→ Rows from a figure dataset
········

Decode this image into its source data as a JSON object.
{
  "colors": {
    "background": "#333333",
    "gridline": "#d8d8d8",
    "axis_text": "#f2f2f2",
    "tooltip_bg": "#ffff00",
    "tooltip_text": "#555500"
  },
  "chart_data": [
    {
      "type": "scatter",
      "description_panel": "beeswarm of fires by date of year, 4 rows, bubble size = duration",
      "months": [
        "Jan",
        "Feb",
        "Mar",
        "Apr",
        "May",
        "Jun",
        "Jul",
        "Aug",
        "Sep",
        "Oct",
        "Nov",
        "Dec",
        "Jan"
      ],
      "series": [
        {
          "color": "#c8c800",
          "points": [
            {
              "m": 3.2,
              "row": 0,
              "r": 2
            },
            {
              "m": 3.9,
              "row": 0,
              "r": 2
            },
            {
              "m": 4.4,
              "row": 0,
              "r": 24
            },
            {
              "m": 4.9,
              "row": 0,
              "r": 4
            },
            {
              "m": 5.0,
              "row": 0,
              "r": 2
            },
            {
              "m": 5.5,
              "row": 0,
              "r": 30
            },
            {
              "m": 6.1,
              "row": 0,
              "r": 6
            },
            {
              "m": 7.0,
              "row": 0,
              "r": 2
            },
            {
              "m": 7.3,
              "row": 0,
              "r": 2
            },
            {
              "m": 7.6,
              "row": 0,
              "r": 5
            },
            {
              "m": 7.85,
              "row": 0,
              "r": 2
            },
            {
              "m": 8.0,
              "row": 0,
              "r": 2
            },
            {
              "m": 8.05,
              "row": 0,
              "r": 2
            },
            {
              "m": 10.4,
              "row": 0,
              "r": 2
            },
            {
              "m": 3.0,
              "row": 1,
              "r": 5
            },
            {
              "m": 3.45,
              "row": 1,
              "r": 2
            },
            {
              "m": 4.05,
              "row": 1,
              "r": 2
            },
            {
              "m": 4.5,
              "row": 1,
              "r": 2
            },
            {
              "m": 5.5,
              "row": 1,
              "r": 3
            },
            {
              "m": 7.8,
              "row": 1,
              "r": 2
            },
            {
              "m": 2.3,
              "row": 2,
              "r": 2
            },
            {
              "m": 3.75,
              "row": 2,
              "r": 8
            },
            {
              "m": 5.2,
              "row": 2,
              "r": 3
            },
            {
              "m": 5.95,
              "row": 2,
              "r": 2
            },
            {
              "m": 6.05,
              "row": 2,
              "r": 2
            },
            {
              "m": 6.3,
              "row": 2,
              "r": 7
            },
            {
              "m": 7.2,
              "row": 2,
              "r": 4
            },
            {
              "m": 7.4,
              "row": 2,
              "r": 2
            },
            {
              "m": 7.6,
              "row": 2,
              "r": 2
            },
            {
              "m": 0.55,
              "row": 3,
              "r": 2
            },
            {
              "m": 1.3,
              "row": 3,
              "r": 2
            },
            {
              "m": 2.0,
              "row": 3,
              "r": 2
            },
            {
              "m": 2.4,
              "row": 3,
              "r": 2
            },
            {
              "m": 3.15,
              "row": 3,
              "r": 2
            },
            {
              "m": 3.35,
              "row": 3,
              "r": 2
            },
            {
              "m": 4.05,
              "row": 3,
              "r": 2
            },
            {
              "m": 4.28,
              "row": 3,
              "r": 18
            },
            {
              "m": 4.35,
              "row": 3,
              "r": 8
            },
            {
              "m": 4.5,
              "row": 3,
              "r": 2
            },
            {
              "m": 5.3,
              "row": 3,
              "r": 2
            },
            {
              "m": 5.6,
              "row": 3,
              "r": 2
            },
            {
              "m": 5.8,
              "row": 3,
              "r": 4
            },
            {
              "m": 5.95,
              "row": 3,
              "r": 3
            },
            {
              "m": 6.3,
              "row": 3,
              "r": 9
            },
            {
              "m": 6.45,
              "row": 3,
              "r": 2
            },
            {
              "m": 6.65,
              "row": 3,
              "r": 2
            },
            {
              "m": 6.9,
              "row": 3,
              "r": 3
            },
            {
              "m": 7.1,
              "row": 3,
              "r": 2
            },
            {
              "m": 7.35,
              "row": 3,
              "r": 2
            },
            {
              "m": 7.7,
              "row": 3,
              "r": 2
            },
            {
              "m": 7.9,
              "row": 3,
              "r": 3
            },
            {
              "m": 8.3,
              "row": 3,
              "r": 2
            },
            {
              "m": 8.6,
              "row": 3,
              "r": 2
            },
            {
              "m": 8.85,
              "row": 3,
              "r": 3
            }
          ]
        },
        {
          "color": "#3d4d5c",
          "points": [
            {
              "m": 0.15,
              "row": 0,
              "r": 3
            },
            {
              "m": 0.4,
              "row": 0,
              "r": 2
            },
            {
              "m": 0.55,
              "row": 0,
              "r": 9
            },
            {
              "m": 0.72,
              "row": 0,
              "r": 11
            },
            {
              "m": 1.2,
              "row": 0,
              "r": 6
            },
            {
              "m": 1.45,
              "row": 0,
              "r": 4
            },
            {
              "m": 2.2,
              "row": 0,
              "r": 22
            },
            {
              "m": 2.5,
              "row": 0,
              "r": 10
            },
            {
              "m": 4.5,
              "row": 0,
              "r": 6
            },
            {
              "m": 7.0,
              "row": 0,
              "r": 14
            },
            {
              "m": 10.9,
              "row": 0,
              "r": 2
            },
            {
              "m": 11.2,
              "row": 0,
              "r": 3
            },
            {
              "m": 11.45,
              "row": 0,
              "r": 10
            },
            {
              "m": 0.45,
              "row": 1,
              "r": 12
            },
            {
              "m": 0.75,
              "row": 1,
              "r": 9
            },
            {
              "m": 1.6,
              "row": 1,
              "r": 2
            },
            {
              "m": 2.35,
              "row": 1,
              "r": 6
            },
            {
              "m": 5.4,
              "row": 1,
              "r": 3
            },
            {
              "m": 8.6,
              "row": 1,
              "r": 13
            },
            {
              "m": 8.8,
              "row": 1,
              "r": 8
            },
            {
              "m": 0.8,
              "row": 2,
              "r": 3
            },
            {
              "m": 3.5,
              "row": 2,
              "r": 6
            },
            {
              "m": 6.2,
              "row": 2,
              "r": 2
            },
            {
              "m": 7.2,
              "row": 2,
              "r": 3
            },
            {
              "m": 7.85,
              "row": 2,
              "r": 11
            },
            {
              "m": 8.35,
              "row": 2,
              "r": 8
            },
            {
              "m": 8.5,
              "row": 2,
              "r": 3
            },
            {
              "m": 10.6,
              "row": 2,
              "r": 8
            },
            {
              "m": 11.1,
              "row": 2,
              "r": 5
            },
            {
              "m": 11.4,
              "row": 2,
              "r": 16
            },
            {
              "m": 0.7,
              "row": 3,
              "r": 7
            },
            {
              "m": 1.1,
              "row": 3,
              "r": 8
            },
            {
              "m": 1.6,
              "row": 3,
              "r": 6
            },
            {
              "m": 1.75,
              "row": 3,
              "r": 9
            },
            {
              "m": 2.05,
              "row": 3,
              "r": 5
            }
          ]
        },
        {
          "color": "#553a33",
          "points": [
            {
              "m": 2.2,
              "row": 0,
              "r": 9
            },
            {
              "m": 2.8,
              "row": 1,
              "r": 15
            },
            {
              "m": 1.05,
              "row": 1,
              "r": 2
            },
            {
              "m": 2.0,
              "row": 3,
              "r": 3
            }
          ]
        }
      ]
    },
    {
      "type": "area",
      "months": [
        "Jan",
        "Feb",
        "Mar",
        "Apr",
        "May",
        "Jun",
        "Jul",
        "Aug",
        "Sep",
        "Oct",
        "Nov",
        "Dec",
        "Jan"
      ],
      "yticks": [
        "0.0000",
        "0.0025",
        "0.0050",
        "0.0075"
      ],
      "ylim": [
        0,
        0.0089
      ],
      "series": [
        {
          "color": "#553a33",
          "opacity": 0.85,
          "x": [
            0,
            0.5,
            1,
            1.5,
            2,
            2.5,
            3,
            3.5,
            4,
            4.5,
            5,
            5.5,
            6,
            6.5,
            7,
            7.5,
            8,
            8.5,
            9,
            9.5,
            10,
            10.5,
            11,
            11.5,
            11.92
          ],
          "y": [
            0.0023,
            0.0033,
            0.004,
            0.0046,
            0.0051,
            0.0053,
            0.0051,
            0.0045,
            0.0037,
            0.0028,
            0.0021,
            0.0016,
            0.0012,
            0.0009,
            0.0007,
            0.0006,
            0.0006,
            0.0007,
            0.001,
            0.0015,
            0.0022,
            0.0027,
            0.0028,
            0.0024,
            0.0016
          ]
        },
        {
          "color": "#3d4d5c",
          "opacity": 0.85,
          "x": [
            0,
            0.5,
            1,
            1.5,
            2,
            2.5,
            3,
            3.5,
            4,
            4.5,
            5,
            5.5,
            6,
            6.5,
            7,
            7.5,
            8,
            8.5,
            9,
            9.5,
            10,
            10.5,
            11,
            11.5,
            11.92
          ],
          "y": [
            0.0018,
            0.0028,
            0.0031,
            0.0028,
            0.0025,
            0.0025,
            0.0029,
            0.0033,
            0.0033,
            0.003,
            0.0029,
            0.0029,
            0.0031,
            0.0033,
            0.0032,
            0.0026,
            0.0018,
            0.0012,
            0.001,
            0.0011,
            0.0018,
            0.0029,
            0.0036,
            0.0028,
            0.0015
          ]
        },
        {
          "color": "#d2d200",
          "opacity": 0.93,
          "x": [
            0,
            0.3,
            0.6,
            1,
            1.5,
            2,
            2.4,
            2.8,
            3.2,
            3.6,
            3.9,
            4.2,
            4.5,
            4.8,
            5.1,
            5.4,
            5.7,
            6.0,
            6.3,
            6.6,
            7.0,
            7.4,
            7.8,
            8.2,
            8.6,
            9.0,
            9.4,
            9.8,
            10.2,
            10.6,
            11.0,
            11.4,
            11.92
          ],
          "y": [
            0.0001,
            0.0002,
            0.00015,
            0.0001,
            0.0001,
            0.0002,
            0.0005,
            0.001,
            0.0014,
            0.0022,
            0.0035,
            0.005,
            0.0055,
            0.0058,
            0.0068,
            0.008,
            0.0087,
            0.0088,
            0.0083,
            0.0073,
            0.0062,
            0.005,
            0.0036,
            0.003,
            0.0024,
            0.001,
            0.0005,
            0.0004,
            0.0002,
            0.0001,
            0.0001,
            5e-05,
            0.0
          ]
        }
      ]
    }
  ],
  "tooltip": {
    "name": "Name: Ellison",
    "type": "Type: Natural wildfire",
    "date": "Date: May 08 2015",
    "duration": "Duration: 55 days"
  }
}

········

→ Requirements
Find how many lines hold the string "duration", and state that number alone.

→ Solved problem
2